- _GIVEN DATA_

-=-=-

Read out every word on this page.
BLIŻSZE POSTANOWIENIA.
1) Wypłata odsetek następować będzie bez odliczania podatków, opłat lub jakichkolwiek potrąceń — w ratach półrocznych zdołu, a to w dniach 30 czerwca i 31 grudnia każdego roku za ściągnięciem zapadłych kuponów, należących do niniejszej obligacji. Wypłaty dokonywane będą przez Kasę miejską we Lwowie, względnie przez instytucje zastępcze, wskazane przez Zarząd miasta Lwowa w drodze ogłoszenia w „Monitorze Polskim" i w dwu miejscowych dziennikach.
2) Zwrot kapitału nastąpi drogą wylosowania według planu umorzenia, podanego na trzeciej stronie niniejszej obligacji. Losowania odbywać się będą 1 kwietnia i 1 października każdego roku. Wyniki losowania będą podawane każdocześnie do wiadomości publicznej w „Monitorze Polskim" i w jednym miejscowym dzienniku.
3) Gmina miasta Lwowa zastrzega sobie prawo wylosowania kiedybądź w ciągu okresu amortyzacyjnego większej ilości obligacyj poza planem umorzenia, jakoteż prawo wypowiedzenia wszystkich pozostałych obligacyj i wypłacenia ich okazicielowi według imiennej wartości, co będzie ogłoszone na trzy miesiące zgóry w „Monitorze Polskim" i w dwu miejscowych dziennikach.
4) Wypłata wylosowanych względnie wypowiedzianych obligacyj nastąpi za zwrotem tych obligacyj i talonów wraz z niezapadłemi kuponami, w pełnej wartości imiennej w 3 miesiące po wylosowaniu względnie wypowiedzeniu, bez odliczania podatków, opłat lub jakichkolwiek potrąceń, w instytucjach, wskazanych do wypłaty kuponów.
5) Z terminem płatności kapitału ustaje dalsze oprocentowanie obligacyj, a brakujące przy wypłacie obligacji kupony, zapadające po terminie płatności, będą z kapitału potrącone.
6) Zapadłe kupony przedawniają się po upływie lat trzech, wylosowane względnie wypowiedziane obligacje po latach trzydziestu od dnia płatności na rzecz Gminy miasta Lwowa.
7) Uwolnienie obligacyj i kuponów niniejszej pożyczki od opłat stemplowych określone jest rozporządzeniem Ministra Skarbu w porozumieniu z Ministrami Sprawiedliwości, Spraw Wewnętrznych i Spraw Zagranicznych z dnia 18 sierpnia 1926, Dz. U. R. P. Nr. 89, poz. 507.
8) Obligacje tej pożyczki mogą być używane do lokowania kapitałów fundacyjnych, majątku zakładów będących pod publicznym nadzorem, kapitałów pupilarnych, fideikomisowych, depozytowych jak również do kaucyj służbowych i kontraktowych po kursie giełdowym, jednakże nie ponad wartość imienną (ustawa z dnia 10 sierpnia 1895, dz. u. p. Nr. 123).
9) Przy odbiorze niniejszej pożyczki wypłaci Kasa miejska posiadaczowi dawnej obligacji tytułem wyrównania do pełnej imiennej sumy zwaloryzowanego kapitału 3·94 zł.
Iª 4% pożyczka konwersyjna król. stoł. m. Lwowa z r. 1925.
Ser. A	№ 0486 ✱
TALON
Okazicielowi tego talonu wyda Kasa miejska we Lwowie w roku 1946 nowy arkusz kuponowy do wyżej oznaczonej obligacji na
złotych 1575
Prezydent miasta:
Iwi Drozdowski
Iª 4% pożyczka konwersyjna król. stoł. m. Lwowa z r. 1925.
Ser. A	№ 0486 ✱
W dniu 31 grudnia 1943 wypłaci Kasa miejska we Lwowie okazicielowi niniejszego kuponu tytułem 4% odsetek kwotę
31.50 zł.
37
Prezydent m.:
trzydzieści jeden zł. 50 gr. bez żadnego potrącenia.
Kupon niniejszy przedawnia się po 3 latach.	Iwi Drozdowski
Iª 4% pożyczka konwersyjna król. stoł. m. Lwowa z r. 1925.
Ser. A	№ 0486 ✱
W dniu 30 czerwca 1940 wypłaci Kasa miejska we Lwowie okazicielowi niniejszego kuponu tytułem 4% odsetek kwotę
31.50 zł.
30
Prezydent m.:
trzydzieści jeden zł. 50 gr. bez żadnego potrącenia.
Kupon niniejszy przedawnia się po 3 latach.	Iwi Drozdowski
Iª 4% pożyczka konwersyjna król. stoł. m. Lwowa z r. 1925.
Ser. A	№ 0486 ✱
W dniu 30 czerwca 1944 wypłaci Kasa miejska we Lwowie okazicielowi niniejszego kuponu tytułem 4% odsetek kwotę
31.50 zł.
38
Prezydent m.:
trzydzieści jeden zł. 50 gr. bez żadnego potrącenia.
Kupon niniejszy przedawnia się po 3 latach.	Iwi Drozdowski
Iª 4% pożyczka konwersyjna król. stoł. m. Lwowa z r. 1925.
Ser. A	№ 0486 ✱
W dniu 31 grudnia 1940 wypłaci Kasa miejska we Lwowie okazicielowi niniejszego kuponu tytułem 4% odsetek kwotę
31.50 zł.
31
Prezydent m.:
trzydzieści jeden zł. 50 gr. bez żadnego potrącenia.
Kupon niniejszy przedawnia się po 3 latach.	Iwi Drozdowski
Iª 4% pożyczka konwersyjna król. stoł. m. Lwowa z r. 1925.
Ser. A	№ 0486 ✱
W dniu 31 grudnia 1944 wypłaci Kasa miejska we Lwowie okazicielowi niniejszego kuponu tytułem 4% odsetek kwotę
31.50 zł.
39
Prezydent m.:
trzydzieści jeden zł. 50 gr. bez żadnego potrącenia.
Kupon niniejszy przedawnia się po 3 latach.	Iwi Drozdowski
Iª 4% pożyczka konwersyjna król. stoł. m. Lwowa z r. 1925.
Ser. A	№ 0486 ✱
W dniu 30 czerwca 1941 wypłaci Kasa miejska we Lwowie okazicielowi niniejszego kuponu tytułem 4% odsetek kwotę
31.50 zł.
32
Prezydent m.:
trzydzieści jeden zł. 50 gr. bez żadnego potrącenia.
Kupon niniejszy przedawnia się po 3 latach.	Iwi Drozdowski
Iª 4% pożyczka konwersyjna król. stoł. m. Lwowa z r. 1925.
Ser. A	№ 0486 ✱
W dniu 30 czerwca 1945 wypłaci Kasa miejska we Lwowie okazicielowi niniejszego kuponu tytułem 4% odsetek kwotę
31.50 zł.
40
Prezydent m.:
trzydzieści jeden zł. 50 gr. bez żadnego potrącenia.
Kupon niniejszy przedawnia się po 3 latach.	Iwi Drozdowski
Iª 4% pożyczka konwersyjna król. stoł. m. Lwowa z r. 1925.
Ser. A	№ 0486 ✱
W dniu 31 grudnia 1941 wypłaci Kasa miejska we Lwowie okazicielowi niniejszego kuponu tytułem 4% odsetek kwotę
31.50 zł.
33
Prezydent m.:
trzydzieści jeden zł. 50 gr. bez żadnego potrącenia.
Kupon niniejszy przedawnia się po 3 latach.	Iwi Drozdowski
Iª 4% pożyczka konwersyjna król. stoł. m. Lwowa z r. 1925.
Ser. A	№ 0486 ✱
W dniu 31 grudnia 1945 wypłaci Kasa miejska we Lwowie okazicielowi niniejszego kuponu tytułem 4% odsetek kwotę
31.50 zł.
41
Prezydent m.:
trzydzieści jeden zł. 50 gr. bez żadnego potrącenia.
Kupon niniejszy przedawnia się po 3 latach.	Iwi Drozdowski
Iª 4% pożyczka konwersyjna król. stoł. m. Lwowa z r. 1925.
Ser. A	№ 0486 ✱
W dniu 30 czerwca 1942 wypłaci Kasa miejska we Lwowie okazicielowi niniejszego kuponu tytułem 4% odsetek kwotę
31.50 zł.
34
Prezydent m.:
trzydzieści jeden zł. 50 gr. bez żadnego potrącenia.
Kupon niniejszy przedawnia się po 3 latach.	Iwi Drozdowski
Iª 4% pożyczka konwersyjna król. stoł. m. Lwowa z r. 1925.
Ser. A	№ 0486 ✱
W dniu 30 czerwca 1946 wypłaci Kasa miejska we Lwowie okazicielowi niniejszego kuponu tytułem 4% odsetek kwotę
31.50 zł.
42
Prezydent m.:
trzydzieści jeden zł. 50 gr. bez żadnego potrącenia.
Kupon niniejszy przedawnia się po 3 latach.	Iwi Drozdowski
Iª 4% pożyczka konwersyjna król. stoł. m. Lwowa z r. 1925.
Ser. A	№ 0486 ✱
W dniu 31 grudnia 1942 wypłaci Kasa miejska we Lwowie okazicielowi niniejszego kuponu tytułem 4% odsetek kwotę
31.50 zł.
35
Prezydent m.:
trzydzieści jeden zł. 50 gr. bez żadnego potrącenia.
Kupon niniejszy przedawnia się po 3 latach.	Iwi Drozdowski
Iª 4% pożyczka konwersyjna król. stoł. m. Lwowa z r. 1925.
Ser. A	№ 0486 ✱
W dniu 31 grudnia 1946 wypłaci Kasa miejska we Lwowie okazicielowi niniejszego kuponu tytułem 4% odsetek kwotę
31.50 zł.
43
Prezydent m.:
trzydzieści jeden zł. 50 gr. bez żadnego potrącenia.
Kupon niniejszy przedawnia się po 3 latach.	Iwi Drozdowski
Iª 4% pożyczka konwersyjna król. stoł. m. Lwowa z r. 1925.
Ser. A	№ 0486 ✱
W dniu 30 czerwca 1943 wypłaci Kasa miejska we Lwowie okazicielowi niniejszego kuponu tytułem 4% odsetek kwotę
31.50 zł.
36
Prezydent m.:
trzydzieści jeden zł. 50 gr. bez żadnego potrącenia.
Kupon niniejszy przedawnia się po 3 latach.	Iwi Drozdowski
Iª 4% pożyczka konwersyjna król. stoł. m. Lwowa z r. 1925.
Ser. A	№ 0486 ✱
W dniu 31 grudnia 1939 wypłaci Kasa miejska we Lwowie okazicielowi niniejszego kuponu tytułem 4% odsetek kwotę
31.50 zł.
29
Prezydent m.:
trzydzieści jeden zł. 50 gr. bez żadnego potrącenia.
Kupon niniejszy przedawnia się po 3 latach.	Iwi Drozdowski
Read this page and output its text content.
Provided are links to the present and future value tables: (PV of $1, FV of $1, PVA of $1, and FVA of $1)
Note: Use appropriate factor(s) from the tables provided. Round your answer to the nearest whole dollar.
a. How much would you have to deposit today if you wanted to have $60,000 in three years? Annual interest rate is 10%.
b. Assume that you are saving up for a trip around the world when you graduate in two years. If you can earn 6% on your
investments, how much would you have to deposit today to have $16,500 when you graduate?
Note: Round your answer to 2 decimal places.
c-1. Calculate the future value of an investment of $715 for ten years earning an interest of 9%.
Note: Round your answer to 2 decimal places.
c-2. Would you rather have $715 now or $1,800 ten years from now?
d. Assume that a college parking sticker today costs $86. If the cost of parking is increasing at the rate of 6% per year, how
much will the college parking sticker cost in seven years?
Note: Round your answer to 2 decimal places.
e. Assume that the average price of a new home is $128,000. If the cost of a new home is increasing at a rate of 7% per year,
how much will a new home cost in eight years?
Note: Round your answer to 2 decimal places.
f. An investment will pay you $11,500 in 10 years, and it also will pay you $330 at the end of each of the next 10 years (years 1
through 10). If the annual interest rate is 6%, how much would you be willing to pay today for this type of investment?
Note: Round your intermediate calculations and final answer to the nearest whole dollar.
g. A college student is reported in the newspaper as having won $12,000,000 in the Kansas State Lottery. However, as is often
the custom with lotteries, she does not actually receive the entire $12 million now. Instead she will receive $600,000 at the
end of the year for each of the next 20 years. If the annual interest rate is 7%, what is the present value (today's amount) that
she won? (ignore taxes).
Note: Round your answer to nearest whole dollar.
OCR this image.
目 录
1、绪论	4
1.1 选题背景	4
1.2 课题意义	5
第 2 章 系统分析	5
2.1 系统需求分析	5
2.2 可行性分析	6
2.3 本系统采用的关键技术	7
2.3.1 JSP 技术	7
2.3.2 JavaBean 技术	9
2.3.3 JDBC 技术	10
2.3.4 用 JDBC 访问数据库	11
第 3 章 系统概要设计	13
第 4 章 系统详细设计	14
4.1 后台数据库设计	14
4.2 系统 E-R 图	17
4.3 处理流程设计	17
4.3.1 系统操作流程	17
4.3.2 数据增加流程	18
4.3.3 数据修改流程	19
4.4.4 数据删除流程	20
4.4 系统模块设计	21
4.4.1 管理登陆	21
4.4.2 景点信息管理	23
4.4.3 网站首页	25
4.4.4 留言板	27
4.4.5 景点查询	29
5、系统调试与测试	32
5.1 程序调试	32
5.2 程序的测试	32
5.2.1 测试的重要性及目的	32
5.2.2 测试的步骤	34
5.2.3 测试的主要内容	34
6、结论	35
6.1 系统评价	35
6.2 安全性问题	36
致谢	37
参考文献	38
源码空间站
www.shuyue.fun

-=-=-

- _TASK STATEMENT_
Copy exactly, word for word, the line with "OCR this image." through the final line of the listing.

- _THE RESULT_
OCR this image.
目 录
1、绪论	4
1.1 选题背景	4
1.2 课题意义	5
第 2 章 系统分析	5
2.1 系统需求分析	5
2.2 可行性分析	6
2.3 本系统采用的关键技术	7
2.3.1 JSP 技术	7
2.3.2 JavaBean 技术	9
2.3.3 JDBC 技术	10
2.3.4 用 JDBC 访问数据库	11
第 3 章 系统概要设计	13
第 4 章 系统详细设计	14
4.1 后台数据库设计	14
4.2 系统 E-R 图	17
4.3 处理流程设计	17
4.3.1 系统操作流程	17
4.3.2 数据增加流程	18
4.3.3 数据修改流程	19
4.4.4 数据删除流程	20
4.4 系统模块设计	21
4.4.1 管理登陆	21
4.4.2 景点信息管理	23
4.4.3 网站首页	25
4.4.4 留言板	27
4.4.5 景点查询	29
5、系统调试与测试	32
5.1 程序调试	32
5.2 程序的测试	32
5.2.1 测试的重要性及目的	32
5.2.2 测试的步骤	34
5.2.3 测试的主要内容	34
6、结论	35
6.1 系统评价	35
6.2 安全性问题	36
致谢	37
参考文献	38
源码空间站
www.shuyue.fun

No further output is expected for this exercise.